* [TASK GOAL]
Without the images, write out all of the following entries exactly.

Data records:
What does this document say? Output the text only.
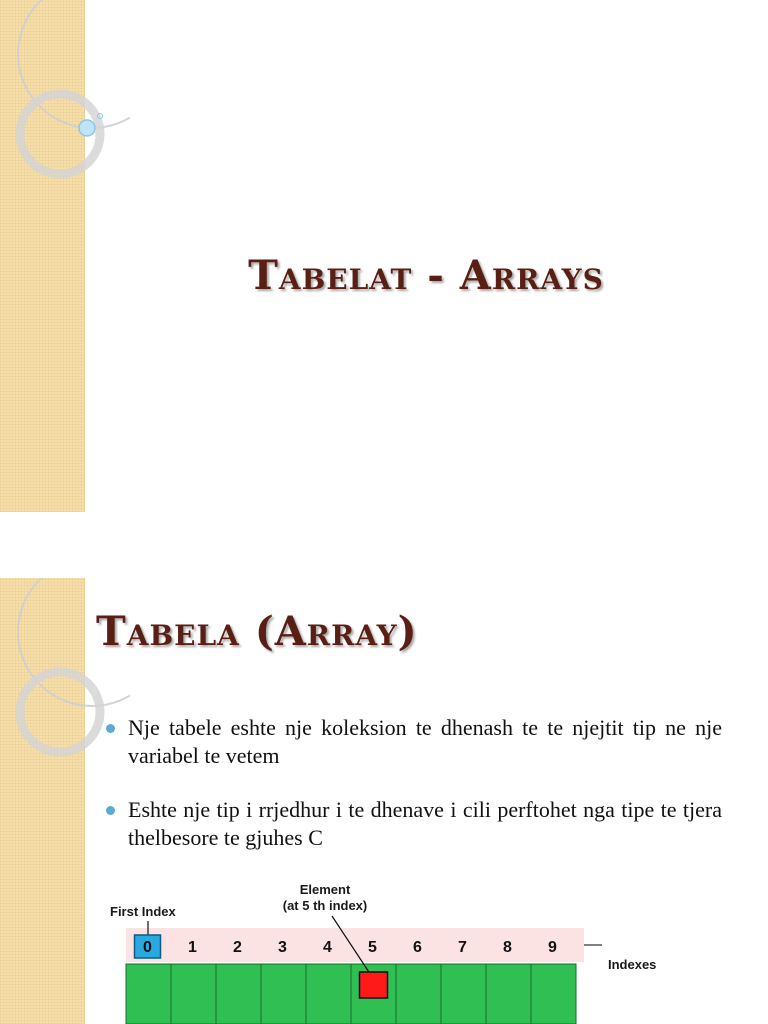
Tabelat - Arrays
Tabela (Array)
Nje tabele eshte nje koleksion te dhenash te te njejtit tip ne nje variabel te vetem
Eshte nje tip i rrjedhur i te dhenave i cili perftohet nga tipe te tjera thelbesore te gjuhes C
First Index
Element
(at 5 th index)
Indexes
0 1 2 3 4 5 6 7 8 9
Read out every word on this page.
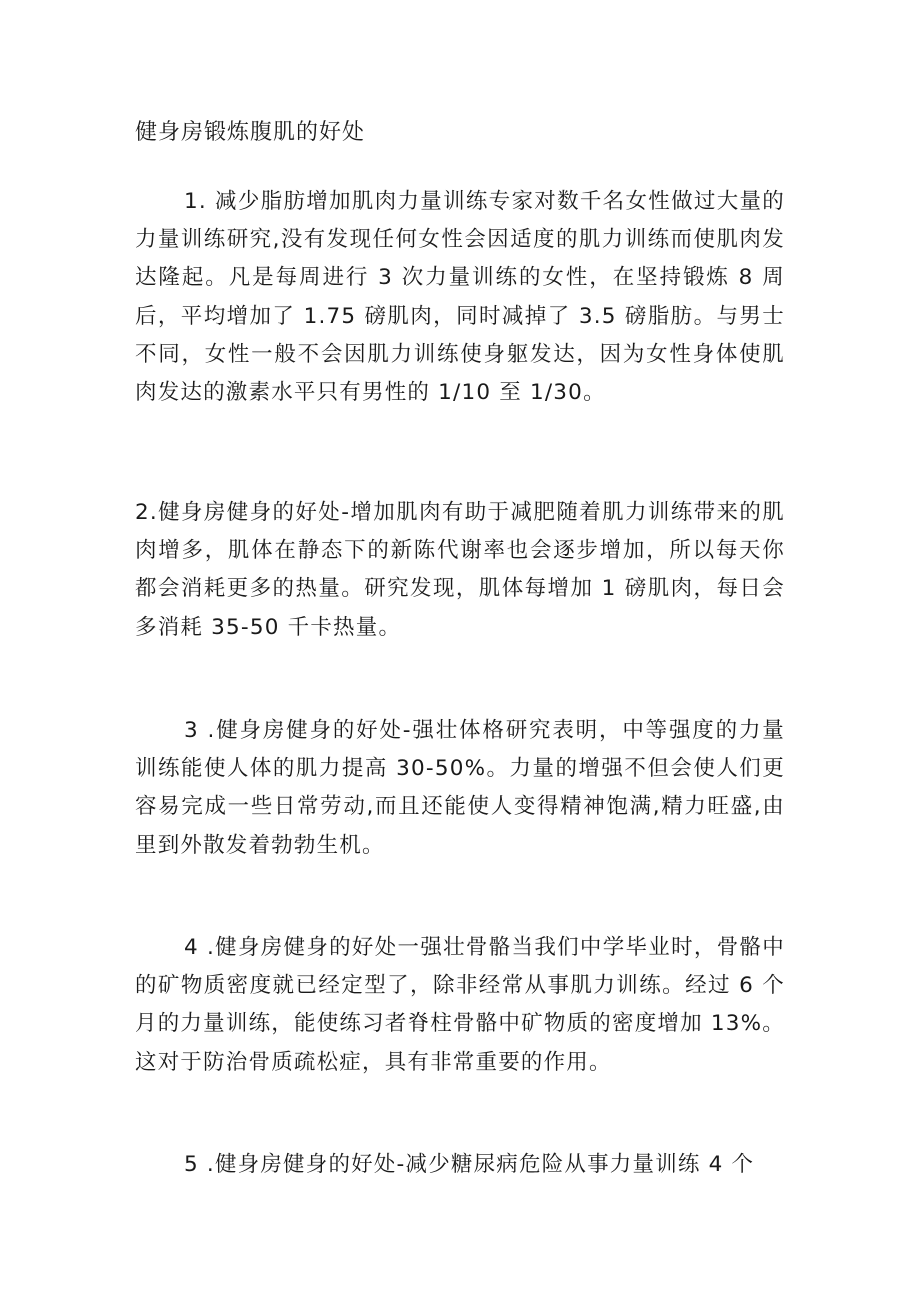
健身房锻炼腹肌的好处

1. 减少脂肪增加肌肉力量训练专家对数千名女性做过大量的力量训练研究,没有发现任何女性会因适度的肌力训练而使肌肉发达隆起。凡是每周进行 3 次力量训练的女性，在坚持锻炼 8 周后，平均增加了 1.75 磅肌肉，同时减掉了 3.5 磅脂肪。与男士不同，女性一般不会因肌力训练使身躯发达，因为女性身体使肌肉发达的激素水平只有男性的 1/10 至 1/30。

2.健身房健身的好处-增加肌肉有助于减肥随着肌力训练带来的肌肉增多，肌体在静态下的新陈代谢率也会逐步增加，所以每天你都会消耗更多的热量。研究发现，肌体每增加 1 磅肌肉，每日会多消耗 35-50 千卡热量。

3 .健身房健身的好处-强壮体格研究表明，中等强度的力量训练能使人体的肌力提高 30-50%。力量的增强不但会使人们更容易完成一些日常劳动,而且还能使人变得精神饱满,精力旺盛,由里到外散发着勃勃生机。

4 .健身房健身的好处一强壮骨骼当我们中学毕业时，骨骼中的矿物质密度就已经定型了，除非经常从事肌力训练。经过 6 个月的力量训练，能使练习者脊柱骨骼中矿物质的密度增加 13%。这对于防治骨质疏松症，具有非常重要的作用。

5 .健身房健身的好处-减少糖尿病危险从事力量训练 4 个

* [THE SOLUTION]
What does this document say? Output the text only.
Tabelat - Arrays
Tabela (Array)
Nje tabele eshte nje koleksion te dhenash te te njejtit tip ne nje variabel te vetem
Eshte nje tip i rrjedhur i te dhenave i cili perftohet nga tipe te tjera thelbesore te gjuhes C
First Index
Element
(at 5 th index)
Indexes
0 1 2 3 4 5 6 7 8 9
Read out every word on this page.
健身房锻炼腹肌的好处

1. 减少脂肪增加肌肉力量训练专家对数千名女性做过大量的力量训练研究,没有发现任何女性会因适度的肌力训练而使肌肉发达隆起。凡是每周进行 3 次力量训练的女性，在坚持锻炼 8 周后，平均增加了 1.75 磅肌肉，同时减掉了 3.5 磅脂肪。与男士不同，女性一般不会因肌力训练使身躯发达，因为女性身体使肌肉发达的激素水平只有男性的 1/10 至 1/30。

2.健身房健身的好处-增加肌肉有助于减肥随着肌力训练带来的肌肉增多，肌体在静态下的新陈代谢率也会逐步增加，所以每天你都会消耗更多的热量。研究发现，肌体每增加 1 磅肌肉，每日会多消耗 35-50 千卡热量。

3 .健身房健身的好处-强壮体格研究表明，中等强度的力量训练能使人体的肌力提高 30-50%。力量的增强不但会使人们更容易完成一些日常劳动,而且还能使人变得精神饱满,精力旺盛,由里到外散发着勃勃生机。

4 .健身房健身的好处一强壮骨骼当我们中学毕业时，骨骼中的矿物质密度就已经定型了，除非经常从事肌力训练。经过 6 个月的力量训练，能使练习者脊柱骨骼中矿物质的密度增加 13%。这对于防治骨质疏松症，具有非常重要的作用。

5 .健身房健身的好处-减少糖尿病危险从事力量训练 4 个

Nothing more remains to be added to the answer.